[DATA TO USE]
.....
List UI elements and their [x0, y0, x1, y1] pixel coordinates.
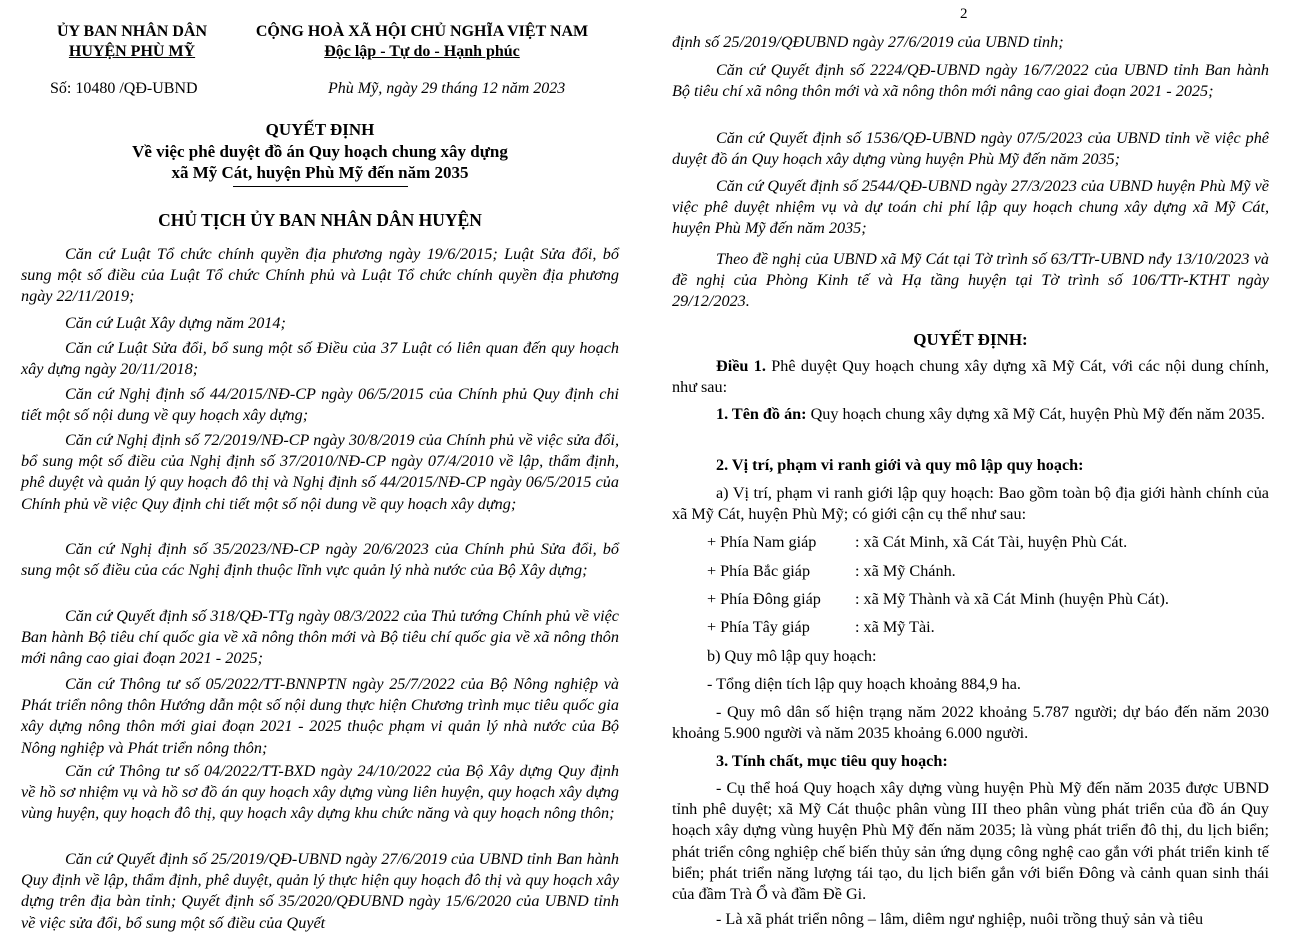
border-south-label: + Phía Nam giáp: [707, 533, 817, 551]
legal-basis-9: Căn cứ Thông tư số 04/2022/TT-BXD ngày 24/10/2022 của Bộ Xây dựng Quy định về hồ sơ nhiệm vụ và hồ sơ đồ án quy hoạch xây dựng vùng liên huyện, quy hoạch xây dựng vùng huyện, quy hoạch đô thị, quy hoạch xây dựng khu chức năng và quy hoạch nông thôn;: [21, 762, 619, 823]
border-north-value: : xã Mỹ Chánh.: [855, 562, 956, 580]
left-page: [0, 0, 645, 935]
legal-basis-2: Căn cứ Luật Xây dựng năm 2014;: [65, 314, 286, 332]
legal-basis-3: Căn cứ Luật Sửa đổi, bổ sung một số Điều của 37 Luật có liên quan đến quy hoạch xây dựng ngày 20/11/2018;: [21, 339, 619, 379]
population-scale: - Quy mô dân số hiện trạng năm 2022 khoảng 5.787 người; dự báo đến năm 2030 khoảng 5.900 người và năm 2035 khoảng 6.000 người.: [672, 703, 1269, 743]
section-3-heading-text: 3. Tính chất, mục tiêu quy hoạch:: [716, 752, 948, 770]
decision-heading: QUYẾT ĐỊNH:: [913, 330, 1028, 349]
legal-basis-11: Căn cứ Quyết định số 2224/QĐ-UBND ngày 16/7/2022 của UBND tỉnh Ban hành Bộ tiêu chí xã nông thôn mới và xã nông thôn mới nâng cao giai đoạn 2021 - 2025;: [672, 61, 1269, 101]
legal-basis-13: Căn cứ Quyết định số 2544/QĐ-UBND ngày 27/3/2023 của UBND huyện Phù Mỹ về việc phê duyệt nhiệm vụ và dự toán chi phí lập quy hoạch chung xây dựng xã Mỹ Cát, huyện Phù Mỹ đến năm 2035;: [672, 177, 1269, 238]
legal-basis-7: Căn cứ Quyết định số 318/QĐ-TTg ngày 08/3/2022 của Thủ tướng Chính phủ về việc Ban hành Bộ tiêu chí quốc gia về xã nông thôn mới và Bộ tiêu chí quốc gia về xã nông thôn mới nâng cao giai đoạn 2021 - 2025;: [21, 607, 619, 668]
section-1: [672, 404, 1269, 425]
agency-name-line2-text: HUYỆN PHÙ MỸ: [68, 43, 196, 60]
issuing-authority: CHỦ TỊCH ỦY BAN NHÂN DÂN HUYỆN: [158, 210, 482, 230]
legal-basis-10: Căn cứ Quyết định số 25/2019/QĐ-UBND ngày 27/6/2019 của UBND tỉnh Ban hành Quy định về lập, thẩm định, phê duyệt, quản lý thực hiện quy hoạch đô thị và quy hoạch xây dựng trên địa bàn tỉnh; Quyết định số 35/2020/QĐUBND ngày 15/6/2020 của UBND tỉnh về việc sửa đổi, bổ sung một số điều của Quyết: [21, 850, 619, 932]
section-3-heading: [672, 751, 1269, 772]
legal-basis-1: Căn cứ Luật Tổ chức chính quyền địa phương ngày 19/6/2015; Luật Sửa đổi, bổ sung một số điều của Luật Tổ chức Chính phủ và Luật Tổ chức chính quyền địa phương ngày 22/11/2019;: [21, 245, 619, 306]
section-2a: a) Vị trí, phạm vi ranh giới lập quy hoạch: Bao gồm toàn bộ địa giới hành chính của xã Mỹ Cát, huyện Phù Mỹ; có giới cận cụ thể như sau:: [672, 484, 1269, 524]
legal-basis-6: Căn cứ Nghị định số 35/2023/NĐ-CP ngày 20/6/2023 của Chính phủ Sửa đổi, bổ sung một số điều của các Nghị định thuộc lĩnh vực quản lý nhà nước của Bộ Xây dựng;: [21, 540, 619, 580]
legal-basis-8: Căn cứ Thông tư số 05/2022/TT-BNNPTN ngày 25/7/2022 của Bộ Nông nghiệp và Phát triển nông thôn Hướng dẫn một số nội dung thực hiện Chương trình mục tiêu quốc gia xây dựng nông thôn mới giai đoạn 2021 - 2025 thuộc phạm vi quản lý nhà nước của Bộ Nông nghiệp và Phát triển nông thôn;: [21, 675, 619, 757]
national-motto: [236, 42, 608, 62]
agency-name-line1: ỦY BAN NHÂN DÂN: [56, 23, 208, 40]
border-north-label: + Phía Bắc giáp: [707, 562, 811, 580]
section-2-heading-text: 2. Vị trí, phạm vi ranh giới và quy mô lập quy hoạch:: [716, 456, 1084, 474]
document-number: Số: 10480 /QĐ-UBND: [50, 80, 198, 97]
border-west: [707, 617, 935, 638]
article-1: [672, 356, 1269, 398]
place-and-date: Phù Mỹ, ngày 29 tháng 12 năm 2023: [328, 80, 566, 97]
border-south: [707, 532, 1127, 553]
title-divider: [233, 186, 408, 187]
document-title: QUYẾT ĐỊNH: [265, 120, 375, 139]
section-3-paragraph-1: - Cụ thể hoá Quy hoạch xây dựng vùng huyện Phù Mỹ đến năm 2035 được UBND tỉnh phê duyệt; xã Mỹ Cát thuộc phân vùng III theo phân vùng phát triển của đồ án Quy hoạch xây dựng vùng huyện Phù Mỹ đến năm 2035; là vùng phát triển đô thị, du lịch biển; phát triển công nghiệp chế biến thủy sản ứng dụng công nghệ cao gắn với phát triển kinh tế biển; phát triển năng lượng tái tạo, du lịch biển gắn với biển Đông và cảnh quan sinh thái của đầm Trà Ổ và đầm Đề Gi.: [672, 779, 1269, 904]
legal-basis-12: Căn cứ Quyết định số 1536/QĐ-UBND ngày 07/5/2023 của UBND tỉnh về việc phê duyệt đồ án Quy hoạch xây dựng vùng huyện Phù Mỹ đến năm 2035;: [672, 129, 1269, 169]
legal-basis-5: Căn cứ Nghị định số 72/2019/NĐ-CP ngày 30/8/2019 của Chính phủ về việc sửa đổi, bổ sung một số điều của Nghị định số 37/2010/NĐ-CP ngày 07/4/2010 về lập, thẩm định, phê duyệt và quản lý quy hoạch đô thị và Nghị định số 44/2015/NĐ-CP ngày 06/5/2015 của Chính phủ về việc Quy định chi tiết một số nội dung về quy hoạch xây dựng;: [21, 431, 619, 513]
agency-name-line2: [32, 42, 232, 62]
article-1-label: Điều 1.: [716, 357, 766, 375]
document-subtitle-line2: xã Mỹ Cát, huyện Phù Mỹ đến năm 2035: [171, 163, 469, 182]
border-south-value: : xã Cát Minh, xã Cát Tài, huyện Phù Cát.: [855, 533, 1128, 551]
border-west-label: + Phía Tây giáp: [707, 618, 810, 636]
border-west-value: : xã Mỹ Tài.: [855, 618, 935, 636]
national-title: CỘNG HOÀ XÃ HỘI CHỦ NGHĨA VIỆT NAM: [255, 23, 589, 40]
border-north: [707, 561, 956, 582]
section-1-label: 1. Tên đồ án:: [716, 405, 807, 423]
section-2b: b) Quy mô lập quy hoạch:: [707, 647, 877, 665]
article-1-text: Phê duyệt Quy hoạch chung xây dựng xã Mỹ Cát, với các nội dung chính, như sau:: [672, 357, 1270, 397]
border-east-value: : xã Mỹ Thành và xã Cát Minh (huyện Phù Cát).: [855, 590, 1169, 608]
national-motto-text: Độc lập - Tự do - Hạnh phúc: [324, 43, 520, 60]
planning-area: - Tổng diện tích lập quy hoạch khoảng 884,9 ha.: [707, 675, 1021, 693]
section-2-heading: [672, 455, 1269, 476]
legal-basis-4: Căn cứ Nghị định số 44/2015/NĐ-CP ngày 06/5/2015 của Chính phủ Quy định chi tiết một số nội dung về quy hoạch xây dựng;: [21, 385, 619, 425]
section-3-paragraph-2: - Là xã phát triển nông – lâm, diêm ngư nghiệp, nuôi trồng thuỷ sản và tiêu: [716, 910, 1204, 928]
proposal-paragraph: Theo đề nghị của UBND xã Mỹ Cát tại Tờ trình số 63/TTr-UBND nđy 13/10/2023 và đề nghị của Phòng Kinh tế và Hạ tầng huyện tại Tờ trình số 106/TTr-KTHT ngày 29/12/2023.: [672, 250, 1269, 311]
border-east-label: + Phía Đông giáp: [707, 590, 821, 608]
border-east: [707, 589, 1169, 610]
right-page: [645, 0, 1291, 935]
section-1-text: Quy hoạch chung xây dựng xã Mỹ Cát, huyện Phù Mỹ đến năm 2035.: [806, 405, 1265, 423]
page-number: 2: [960, 6, 968, 22]
document-subtitle-line1: Về việc phê duyệt đồ án Quy hoạch chung xây dựng: [132, 142, 508, 161]
continuation-text: định số 25/2019/QĐUBND ngày 27/6/2019 của UBND tỉnh;: [672, 33, 1064, 51]
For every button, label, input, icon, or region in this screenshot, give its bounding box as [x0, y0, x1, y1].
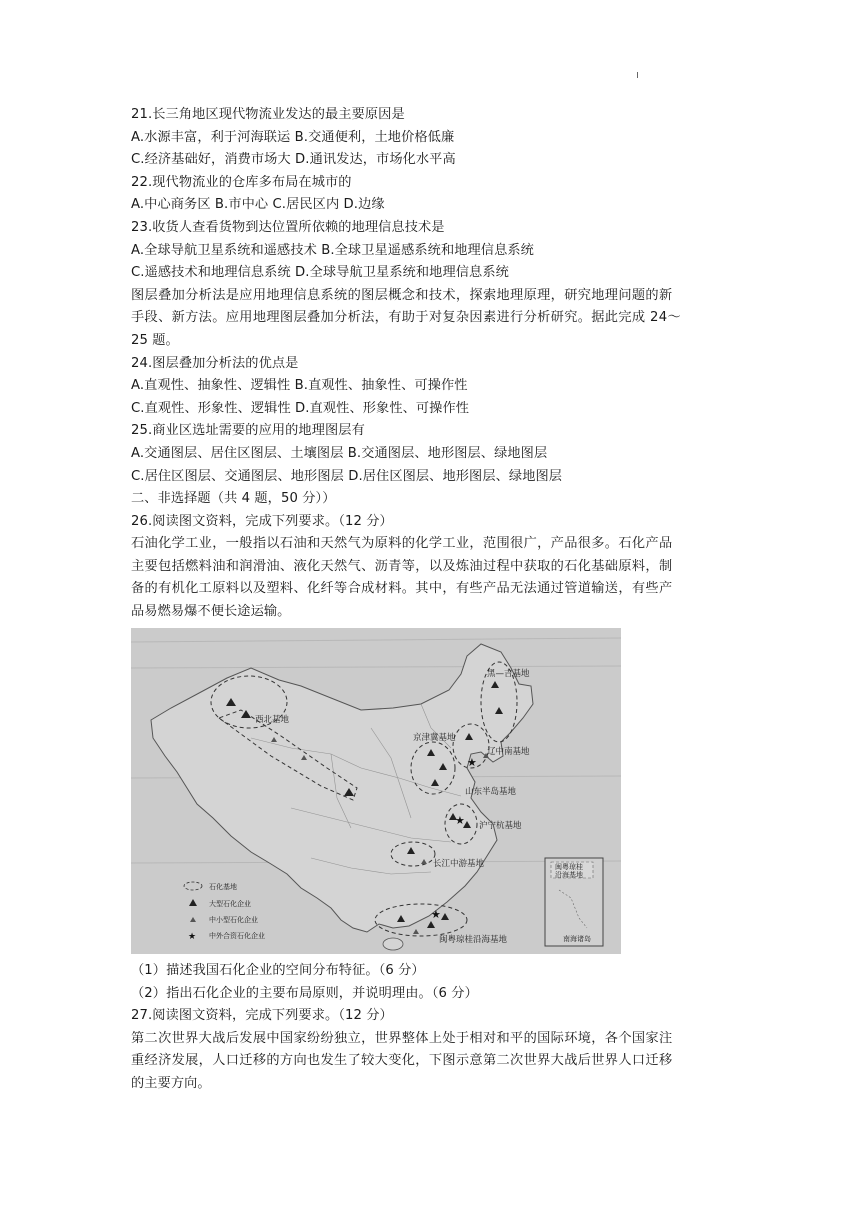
q26-sub-1: （1）描述我国石化企业的空间分布特征。（6 分） — [131, 963, 425, 978]
question-26: 26.阅读图文资料，完成下列要求。（12 分） — [131, 513, 393, 529]
page-mark — [637, 72, 638, 78]
q26-passage-line-2: 主要包括燃料油和润滑油、液化天然气、沥青等，以及炼油过程中获取的石化基础原料，制 — [131, 558, 673, 574]
label-liaozhongnan: 辽中南基地 — [487, 747, 530, 757]
q21-options-cd: C.经济基础好，消费市场大 D.通讯发达，市场化水平高 — [131, 152, 456, 168]
q22-options: A.中心商务区 B.市中心 C.居民区内 D.边缘 — [131, 197, 385, 213]
q23-options-ab: A.全球导航卫星系统和遥感技术 B.全球卫星遥感系统和地理信息系统 — [131, 242, 534, 258]
questions-26-27-continued — [131, 960, 731, 1096]
q27-passage-line-2: 重经济发展，人口迁移的方向也发生了较大变化，下图示意第二次世界大战后世界人口迁移 — [131, 1053, 673, 1069]
passage-line-3: 25 题。 — [131, 332, 179, 348]
section-heading: 二、非选择题（共 4 题，50 分）） — [131, 491, 336, 507]
svg-text:★: ★ — [431, 908, 441, 921]
inset-label-2: 沿海基地 — [555, 871, 583, 879]
question-22: 22.现代物流业的仓库多布局在城市的 — [131, 174, 352, 190]
legend-large: 大型石化企业 — [209, 900, 251, 908]
q23-options-cd: C.遥感技术和地理信息系统 D.全球导航卫星系统和地理信息系统 — [131, 265, 509, 281]
q24-options-ab: A.直观性、抽象性、逻辑性 B.直观性、抽象性、可操作性 — [131, 378, 468, 394]
label-southcoast: 闽粤琼桂沿海基地 — [439, 935, 508, 945]
q27-passage-line-1: 第二次世界大战后发展中国家纷纷独立，世界整体上处于相对和平的国际环境，各个国家注 — [131, 1030, 673, 1046]
question-24: 24.图层叠加分析法的优点是 — [131, 355, 299, 371]
passage-line-1: 图层叠加分析法是应用地理信息系统的图层概念和技术，探索地理原理，研究地理问题的新 — [131, 287, 673, 303]
label-shandong: 山东半岛基地 — [465, 787, 517, 797]
legend-base: 石化基地 — [209, 883, 237, 891]
q25-options-ab: A.交通图层、居住区图层、土壤图层 B.交通图层、地形图层、绿地图层 — [131, 445, 548, 461]
q26-passage-line-4: 品易燃易爆不便长途运输。 — [131, 604, 291, 620]
inset-label-3: 南海诸岛 — [563, 935, 591, 943]
south-china-sea-inset — [545, 858, 603, 946]
question-23: 23.收货人查看货物到达位置所依赖的地理信息技术是 — [131, 219, 445, 235]
q26-sub-2: （2）指出石化企业的主要布局原则，并说明理由。（6 分） — [131, 985, 478, 1001]
q27-passage-line-3: 的主要方向。 — [131, 1075, 211, 1091]
q24-options-cd: C.直观性、形象性、逻辑性 D.直观性、形象性、可操作性 — [131, 400, 470, 416]
petrochemical-map-figure — [131, 628, 621, 954]
label-northwest: 西北基地 — [255, 715, 290, 725]
questions-21-26 — [131, 104, 731, 624]
legend-small: 中小型石化企业 — [209, 916, 258, 924]
q26-passage-line-3: 备的有机化工原料以及塑料、化纤等合成材料。其中，有些产品无法通过管道输送，有些产 — [131, 581, 673, 597]
legend-joint: 中外合资石化企业 — [209, 932, 265, 940]
label-heijing: 黑—吉基地 — [487, 669, 530, 679]
q26-passage-line-1: 石油化学工业，一般指以石油和天然气为原料的化学工业，范围很广，产品很多。石化产品 — [131, 536, 673, 552]
svg-text:★: ★ — [188, 932, 197, 942]
question-25: 25.商业区选址需要的应用的地理图层有 — [131, 423, 365, 439]
question-21: 21.长三角地区现代物流业发达的最主要原因是 — [131, 107, 405, 122]
q21-options-ab: A.水源丰富，利于河海联运 B.交通便利，土地价格低廉 — [131, 129, 455, 145]
label-huningyhang: 沪宁杭基地 — [479, 821, 522, 831]
question-27: 27.阅读图文资料，完成下列要求。（12 分） — [131, 1008, 393, 1024]
q25-options-cd: C.居住区图层、交通图层、地形图层 D.居住区图层、地形图层、绿地图层 — [131, 468, 563, 484]
svg-text:★: ★ — [467, 756, 477, 769]
label-changjiang: 长江中游基地 — [433, 859, 485, 869]
inset-label-1: 闽粤琼桂 — [555, 863, 583, 871]
svg-text:★: ★ — [455, 814, 465, 827]
china-map — [131, 628, 621, 954]
passage-line-2: 手段、新方法。应用地理图层叠加分析法，有助于对复杂因素进行分析研究。据此完成 24～ — [131, 310, 681, 326]
label-jingjinji: 京津冀基地 — [413, 733, 456, 743]
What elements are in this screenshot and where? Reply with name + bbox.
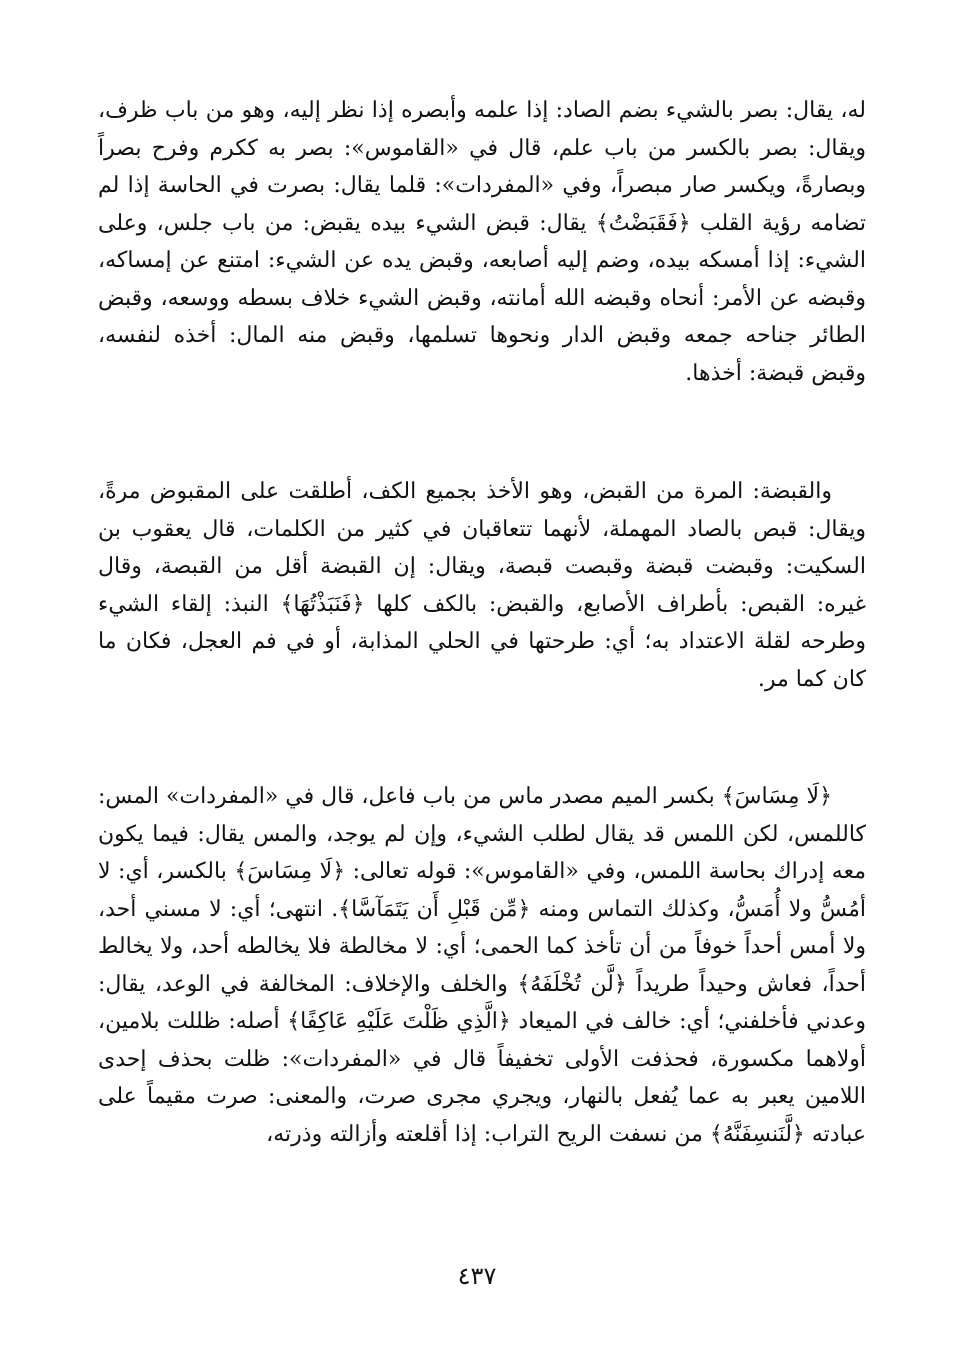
paragraph-3 [98,778,866,1153]
paragraph-2 [98,473,866,698]
paragraph-1-text: له، يقال: بصر بالشيء بضم الصاد: إذا علمه وأبصره إذا نظر إليه، وهو من باب ظرف، ويقال: بصر بالكسر من باب علم، قال في «القاموس»: بصر به ككرم وفرح بصراً وبصارةً، ويكسر صار مبصراً، وفي «المفردات»: قلما يقال: بصرت في الحاسة إذا لم تضامه رؤية القلب ﴿فَقَبَضْتُ﴾ يقال: قبض الشيء بيده يقبض: من باب جلس، وعلى الشيء: إذا أمسكه بيده، وضم إليه أصابعه، وقبض يده عن الشيء: امتنع عن إمساكه، وقبضه عن الأمر: أنحاه وقبضه الله أمانته، وقبض الشيء خلاف بسطه ووسعه، وقبض الطائر جناحه جمعه وقبض الدار ونحوها تسلمها، وقبض منه المال: أخذه لنفسه، وقبض قبضة: أخذها. [98,98,866,386]
paragraph-1 [98,92,866,392]
paragraph-2-text: والقبضة: المرة من القبض، وهو الأخذ بجميع الكف، أطلقت على المقبوض مرةً، ويقال: قبص بالصاد المهملة، لأنهما تتعاقبان في كثير من الكلمات، قال يعقوب بن السكيت: وقبضت قبضة وقبصت قبصة، ويقال: إن القبضة أقل من القبصة، وقال غيره: القبص: بأطراف الأصابع، والقبض: بالكف كلها ﴿فَنَبَذْتُهَا﴾ النبذ: إلقاء الشيء وطرحه لقلة الاعتداد به؛ أي: طرحتها في الحلي المذابة، أو في فم العجل، فكان ما كان كما مر. [98,479,866,692]
page-number: ٤٣٧ [457,1262,497,1290]
paragraph-3-text: ﴿لَا مِسَاسَ﴾ بكسر الميم مصدر ماس من باب فاعل، قال في «المفردات» المس: كاللمس، لكن اللمس قد يقال لطلب الشيء، وإن لم يوجد، والمس يقال: فيما يكون معه إدراك بحاسة اللمس، وفي «القاموس»: قوله تعالى: ﴿لَا مِسَاسَ﴾ بالكسر، أي: لا أمُسُّ ولا أُمَسُّ، وكذلك التماس ومنه ﴿مِّن قَبْلِ أَن يَتَمَآسَّا﴾. انتهى؛ أي: لا مسني أحد، ولا أمس أحداً خوفاً من أن تأخذ كما الحمى؛ أي: لا مخالطة فلا يخالطه أحد، ولا يخالط أحداً، فعاش وحيداً طريداً ﴿لَّن تُخْلَفَهُ﴾ والخلف والإخلاف: المخالفة في الوعد، يقال: وعدني فأخلفني؛ أي: خالف في الميعاد ﴿الَّذِي ظَلْتَ عَلَيْهِ عَاكِفًا﴾ أصله: ظللت بلامين، أولاهما مكسورة، فحذفت الأولى تخفيفاً قال في «المفردات»: ظلت بحذف إحدى اللامين يعبر به عما يُفعل بالنهار، ويجري مجرى صرت، والمعنى: صرت مقيماً على عبادته ﴿لَّنَنسِفَنَّهُ﴾ من نسفت الريح التراب: إذا أقلعته وأزالته وذرته، [97,784,867,1147]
.....
Copy out verbatim the lines of the records starting at the line that contains "paragraph-3 [98,778,866,1153]" and ending after the line that contains "page-number: ٤٣٧ [457,1262,497,1290]", both included.

paragraph-3 [98,778,866,1153]
paragraph-2 [98,473,866,698]
paragraph-1-text: له، يقال: بصر بالشيء بضم الصاد: إذا علمه وأبصره إذا نظر إليه، وهو من باب ظرف، ويقال: بصر بالكسر من باب علم، قال في «القاموس»: بصر به ككرم وفرح بصراً وبصارةً، ويكسر صار مبصراً، وفي «المفردات»: قلما يقال: بصرت في الحاسة إذا لم تضامه رؤية القلب ﴿فَقَبَضْتُ﴾ يقال: قبض الشيء بيده يقبض: من باب جلس، وعلى الشيء: إذا أمسكه بيده، وضم إليه أصابعه، وقبض يده عن الشيء: امتنع عن إمساكه، وقبضه عن الأمر: أنحاه وقبضه الله أمانته، وقبض الشيء خلاف بسطه ووسعه، وقبض الطائر جناحه جمعه وقبض الدار ونحوها تسلمها، وقبض منه المال: أخذه لنفسه، وقبض قبضة: أخذها. [98,98,866,386]
paragraph-1 [98,92,866,392]
paragraph-2-text: والقبضة: المرة من القبض، وهو الأخذ بجميع الكف، أطلقت على المقبوض مرةً، ويقال: قبص بالصاد المهملة، لأنهما تتعاقبان في كثير من الكلمات، قال يعقوب بن السكيت: وقبضت قبضة وقبصت قبصة، ويقال: إن القبضة أقل من القبصة، وقال غيره: القبص: بأطراف الأصابع، والقبض: بالكف كلها ﴿فَنَبَذْتُهَا﴾ النبذ: إلقاء الشيء وطرحه لقلة الاعتداد به؛ أي: طرحتها في الحلي المذابة، أو في فم العجل، فكان ما كان كما مر. [98,479,866,692]
page-number: ٤٣٧ [457,1262,497,1290]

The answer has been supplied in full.